— DOCUMENT EXTRACT —
Introduction: Pasteurella multocida is a pathogenic bacterium known to cause hemorrhagic septicemia and pneumonia in poultry. Reports have indicated that certain proteins, either directly involved in or regulating iron metabolism, are important virulence factors of P. multocida. Therefore, understanding virulent factors and analyzing the role of pro-inflammatory cytokines can help us elucidate the underlying pathogenesis.

Methods: In this study, the PMCNA_RS00975 protein, a putative encapsuling protein encoded by a gene from a specific prophage island of the pathogenic strain C48-1 of P. multocida, was investigated. To further explore the impact of the PMCNA_RS00975 protein on pathogenicity, a PMCNA_RS00975 gene mutant of P. multocida strain C48-1 was constructed using positive selection technology. Subcellular localization was performed to determine the location of the PMCNA_RS00975 protein within P. multocida. The recombinant protein PMCNA_RS00975 of P. multocida was soluble expressed, purified, and its role in pro-inflammatory cytokines was investigated.

[Stored data entries]

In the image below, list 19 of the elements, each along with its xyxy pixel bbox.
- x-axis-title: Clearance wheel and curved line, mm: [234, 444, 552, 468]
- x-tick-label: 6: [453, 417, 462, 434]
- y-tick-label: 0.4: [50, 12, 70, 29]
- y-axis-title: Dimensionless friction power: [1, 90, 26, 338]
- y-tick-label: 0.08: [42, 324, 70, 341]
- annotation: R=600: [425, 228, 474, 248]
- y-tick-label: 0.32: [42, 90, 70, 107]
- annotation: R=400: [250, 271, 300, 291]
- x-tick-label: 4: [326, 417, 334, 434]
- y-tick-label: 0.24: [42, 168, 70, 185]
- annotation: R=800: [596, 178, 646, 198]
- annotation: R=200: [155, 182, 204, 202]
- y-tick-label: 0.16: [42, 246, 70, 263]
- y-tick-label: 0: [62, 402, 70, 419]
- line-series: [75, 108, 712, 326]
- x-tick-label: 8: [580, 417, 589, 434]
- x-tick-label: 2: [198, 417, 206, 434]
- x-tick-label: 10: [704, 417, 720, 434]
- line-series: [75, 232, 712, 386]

— PROBLEM SET —
[1] According to the final sentence of the Methods section of the Pasteurella multocida abstract, what was done with the recombinant protein PMCNA_RS00975? List each step.
[2] Translate this sentence from the Pasteurella multocida abstract into Spanish: "Pasteurella multocida is a pathogenic bacterium known to cause hemorrhagic septicemia and pneumonia in poultry."
Base every answer solely on the Pasteurella multocida abstract.

— RESPONSES IN ORDER —
[1]
- It was soluble expressed.
- It was purified.
- Its role in pro-inflammatory cytokines was investigated.

[2] Pasteurella multocida es una bacteria patógena conocida por causar septicemia hemorrágica y neumonía en las aves de corral.